* [To do] Write out all the lines again, precisely as they stand, but without the images.

* [Record set]
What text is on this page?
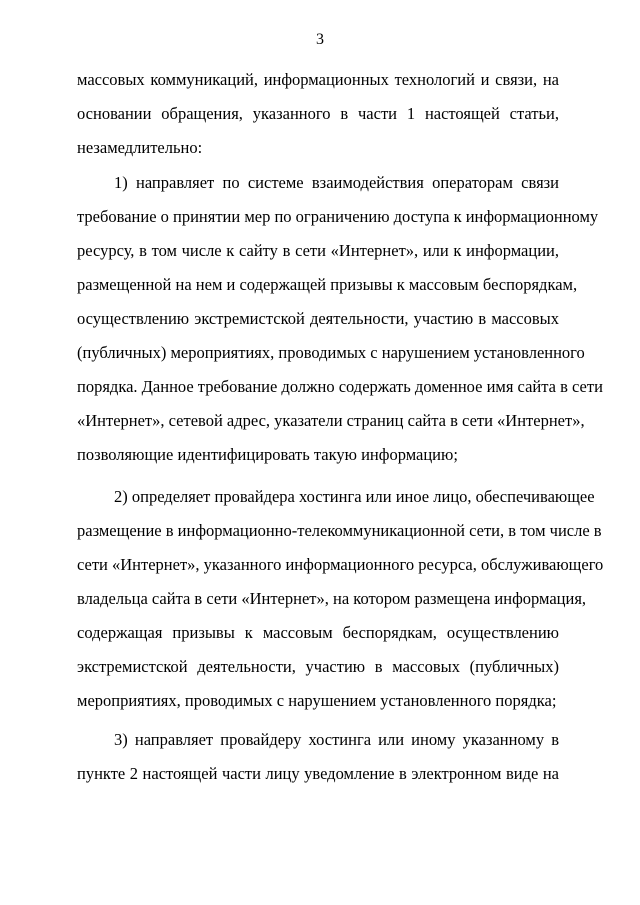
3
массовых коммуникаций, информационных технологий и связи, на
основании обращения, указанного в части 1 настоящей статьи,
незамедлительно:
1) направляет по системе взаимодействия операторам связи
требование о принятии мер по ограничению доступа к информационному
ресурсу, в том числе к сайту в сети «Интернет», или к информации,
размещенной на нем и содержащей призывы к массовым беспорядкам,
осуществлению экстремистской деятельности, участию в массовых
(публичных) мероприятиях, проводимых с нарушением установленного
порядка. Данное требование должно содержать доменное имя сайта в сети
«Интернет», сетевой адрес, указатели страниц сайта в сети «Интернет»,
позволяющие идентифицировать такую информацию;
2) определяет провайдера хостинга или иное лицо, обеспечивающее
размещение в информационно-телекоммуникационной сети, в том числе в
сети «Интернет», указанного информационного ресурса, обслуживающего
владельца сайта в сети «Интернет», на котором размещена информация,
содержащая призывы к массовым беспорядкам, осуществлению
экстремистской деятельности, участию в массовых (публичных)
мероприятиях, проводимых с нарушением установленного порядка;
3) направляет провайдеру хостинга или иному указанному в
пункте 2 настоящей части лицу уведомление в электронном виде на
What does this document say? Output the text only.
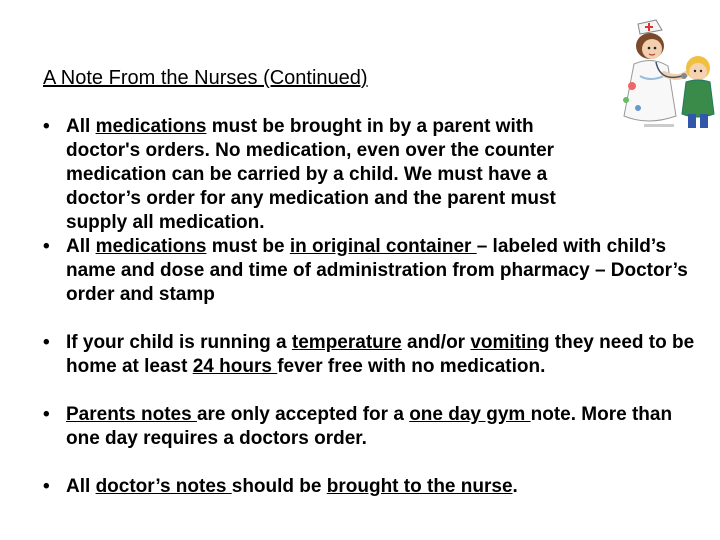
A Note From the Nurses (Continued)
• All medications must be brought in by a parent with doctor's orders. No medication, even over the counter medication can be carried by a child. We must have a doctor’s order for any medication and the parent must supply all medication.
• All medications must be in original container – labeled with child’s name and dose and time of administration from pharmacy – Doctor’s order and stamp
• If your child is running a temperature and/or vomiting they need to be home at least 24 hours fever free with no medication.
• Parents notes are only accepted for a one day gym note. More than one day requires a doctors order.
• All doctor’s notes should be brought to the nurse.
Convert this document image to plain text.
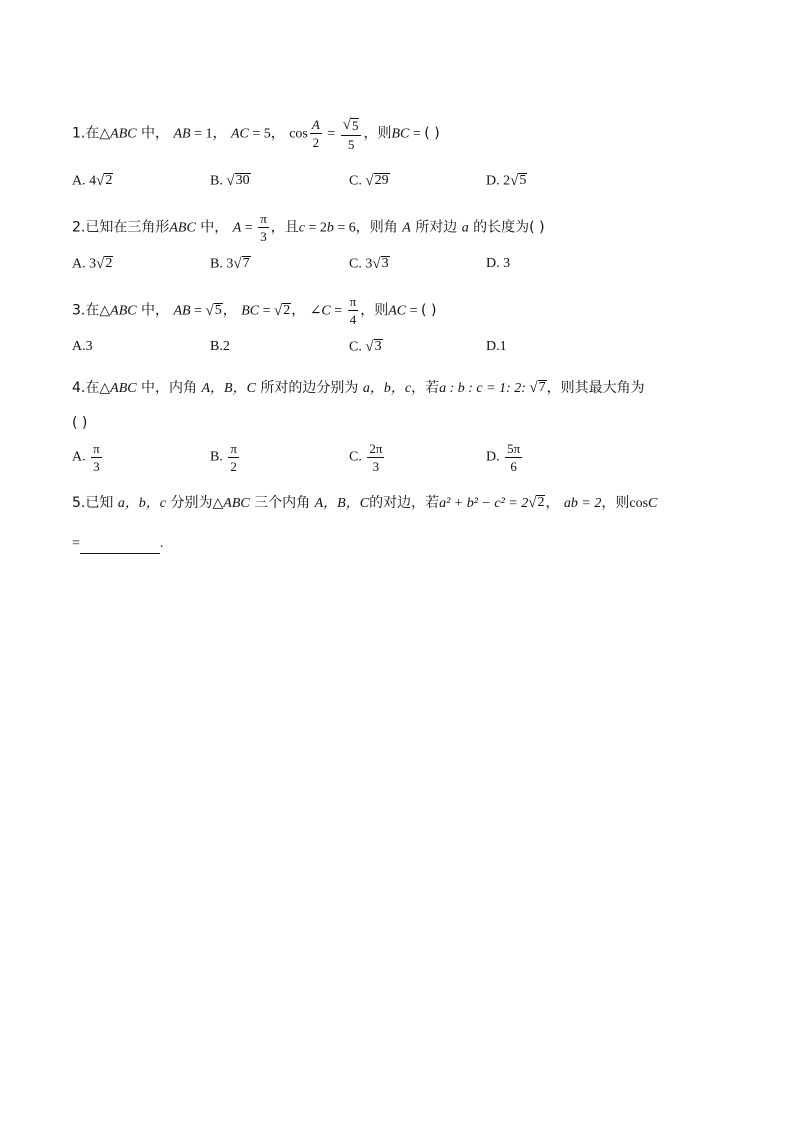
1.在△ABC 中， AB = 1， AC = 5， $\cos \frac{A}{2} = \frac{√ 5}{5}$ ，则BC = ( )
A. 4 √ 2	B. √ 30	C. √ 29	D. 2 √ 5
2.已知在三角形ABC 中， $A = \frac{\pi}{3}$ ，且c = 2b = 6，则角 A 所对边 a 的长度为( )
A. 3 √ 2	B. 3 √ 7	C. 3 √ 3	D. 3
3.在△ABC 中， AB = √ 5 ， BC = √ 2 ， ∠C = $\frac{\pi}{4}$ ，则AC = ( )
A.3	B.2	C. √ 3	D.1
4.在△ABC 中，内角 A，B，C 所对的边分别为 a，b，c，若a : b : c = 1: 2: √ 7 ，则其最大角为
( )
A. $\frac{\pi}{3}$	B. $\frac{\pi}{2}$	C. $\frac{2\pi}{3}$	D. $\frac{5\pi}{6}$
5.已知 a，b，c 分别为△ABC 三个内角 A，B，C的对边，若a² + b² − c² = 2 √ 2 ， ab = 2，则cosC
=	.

* [Result for this exercise]
What text is on this page?
3
массовых коммуникаций, информационных технологий и связи, на
основании обращения, указанного в части 1 настоящей статьи,
незамедлительно:
1) направляет по системе взаимодействия операторам связи
требование о принятии мер по ограничению доступа к информационному
ресурсу, в том числе к сайту в сети «Интернет», или к информации,
размещенной на нем и содержащей призывы к массовым беспорядкам,
осуществлению экстремистской деятельности, участию в массовых
(публичных) мероприятиях, проводимых с нарушением установленного
порядка. Данное требование должно содержать доменное имя сайта в сети
«Интернет», сетевой адрес, указатели страниц сайта в сети «Интернет»,
позволяющие идентифицировать такую информацию;
2) определяет провайдера хостинга или иное лицо, обеспечивающее
размещение в информационно-телекоммуникационной сети, в том числе в
сети «Интернет», указанного информационного ресурса, обслуживающего
владельца сайта в сети «Интернет», на котором размещена информация,
содержащая призывы к массовым беспорядкам, осуществлению
экстремистской деятельности, участию в массовых (публичных)
мероприятиях, проводимых с нарушением установленного порядка;
3) направляет провайдеру хостинга или иному указанному в
пункте 2 настоящей части лицу уведомление в электронном виде на
What does this document say? Output the text only.
A Note From the Nurses (Continued)
• All medications must be brought in by a parent with doctor's orders. No medication, even over the counter medication can be carried by a child. We must have a doctor’s order for any medication and the parent must supply all medication.
• All medications must be in original container – labeled with child’s name and dose and time of administration from pharmacy – Doctor’s order and stamp
• If your child is running a temperature and/or vomiting they need to be home at least 24 hours fever free with no medication.
• Parents notes are only accepted for a one day gym note. More than one day requires a doctors order.
• All doctor’s notes should be brought to the nurse.
Convert this document image to plain text.
1.在△ABC 中， AB = 1， AC = 5， $\cos \frac{A}{2} = \frac{√ 5}{5}$ ，则BC = ( )
A. 4 √ 2	B. √ 30	C. √ 29	D. 2 √ 5
2.已知在三角形ABC 中， $A = \frac{\pi}{3}$ ，且c = 2b = 6，则角 A 所对边 a 的长度为( )
A. 3 √ 2	B. 3 √ 7	C. 3 √ 3	D. 3
3.在△ABC 中， AB = √ 5 ， BC = √ 2 ， ∠C = $\frac{\pi}{4}$ ，则AC = ( )
A.3	B.2	C. √ 3	D.1
4.在△ABC 中，内角 A，B，C 所对的边分别为 a，b，c，若a : b : c = 1: 2: √ 7 ，则其最大角为
( )
A. $\frac{\pi}{3}$	B. $\frac{\pi}{2}$	C. $\frac{2\pi}{3}$	D. $\frac{5\pi}{6}$
5.已知 a，b，c 分别为△ABC 三个内角 A，B，C的对边，若a² + b² − c² = 2 √ 2 ， ab = 2，则cosC
=	.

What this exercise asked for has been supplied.